(Entries from a visual dataset)
========

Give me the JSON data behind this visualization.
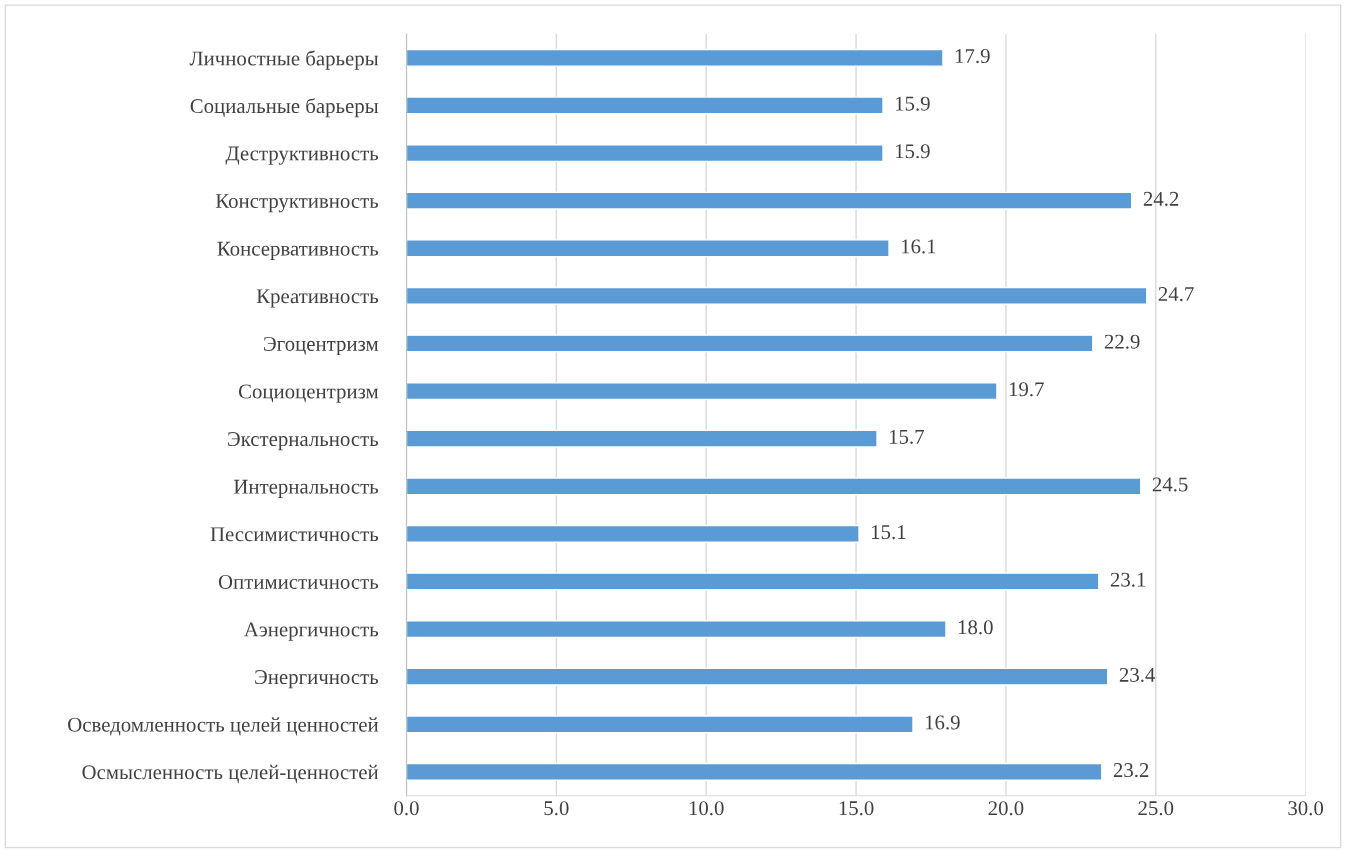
{
  "chart_data": {
    "type": "bar",
    "orientation": "horizontal",
    "categories": [
      "Личностные барьеры",
      "Социальные барьеры",
      "Деструктивность",
      "Конструктивность",
      "Консервативность",
      "Креативность",
      "Эгоцентризм",
      "Социоцентризм",
      "Экстернальность",
      "Интернальность",
      "Пессимистичность",
      "Оптимистичность",
      "Аэнергичность",
      "Энергичность",
      "Осведомленность целей ценностей",
      "Осмысленность целей-ценностей"
    ],
    "values": [
      17.9,
      15.9,
      15.9,
      24.2,
      16.1,
      24.7,
      22.9,
      19.7,
      15.7,
      24.5,
      15.1,
      23.1,
      18.0,
      23.4,
      16.9,
      23.2
    ],
    "value_labels": [
      "17.9",
      "15.9",
      "15.9",
      "24.2",
      "16.1",
      "24.7",
      "22.9",
      "19.7",
      "15.7",
      "24.5",
      "15.1",
      "23.1",
      "18.0",
      "23.4",
      "16.9",
      "23.2"
    ],
    "color": "#5b9bd5",
    "xlim": [
      0,
      30
    ],
    "xticks": [
      {
        "value": 0,
        "label": "0.0"
      },
      {
        "value": 5,
        "label": "5.0"
      },
      {
        "value": 10,
        "label": "10.0"
      },
      {
        "value": 15,
        "label": "15.0"
      },
      {
        "value": 20,
        "label": "20.0"
      },
      {
        "value": 25,
        "label": "25.0"
      },
      {
        "value": 30,
        "label": "30.0"
      }
    ],
    "grid": "x",
    "legend": false
  }
}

========

Quote the entries in full. Any image among them is to be omitted from the copy.

Give me the JSON data behind this visualization.
{
  "chart_data": {
    "type": "bar",
    "orientation": "horizontal",
    "categories": [
      "Личностные барьеры",
      "Социальные барьеры",
      "Деструктивность",
      "Конструктивность",
      "Консервативность",
      "Креативность",
      "Эгоцентризм",
      "Социоцентризм",
      "Экстернальность",
      "Интернальность",
      "Пессимистичность",
      "Оптимистичность",
      "Аэнергичность",
      "Энергичность",
      "Осведомленность целей ценностей",
      "Осмысленность целей-ценностей"
    ],
    "values": [
      17.9,
      15.9,
      15.9,
      24.2,
      16.1,
      24.7,
      22.9,
      19.7,
      15.7,
      24.5,
      15.1,
      23.1,
      18.0,
      23.4,
      16.9,
      23.2
    ],
    "value_labels": [
      "17.9",
      "15.9",
      "15.9",
      "24.2",
      "16.1",
      "24.7",
      "22.9",
      "19.7",
      "15.7",
      "24.5",
      "15.1",
      "23.1",
      "18.0",
      "23.4",
      "16.9",
      "23.2"
    ],
    "color": "#5b9bd5",
    "xlim": [
      0,
      30
    ],
    "xticks": [
      {
        "value": 0,
        "label": "0.0"
      },
      {
        "value": 5,
        "label": "5.0"
      },
      {
        "value": 10,
        "label": "10.0"
      },
      {
        "value": 15,
        "label": "15.0"
      },
      {
        "value": 20,
        "label": "20.0"
      },
      {
        "value": 25,
        "label": "25.0"
      },
      {
        "value": 30,
        "label": "30.0"
      }
    ],
    "grid": "x",
    "legend": false
  }
}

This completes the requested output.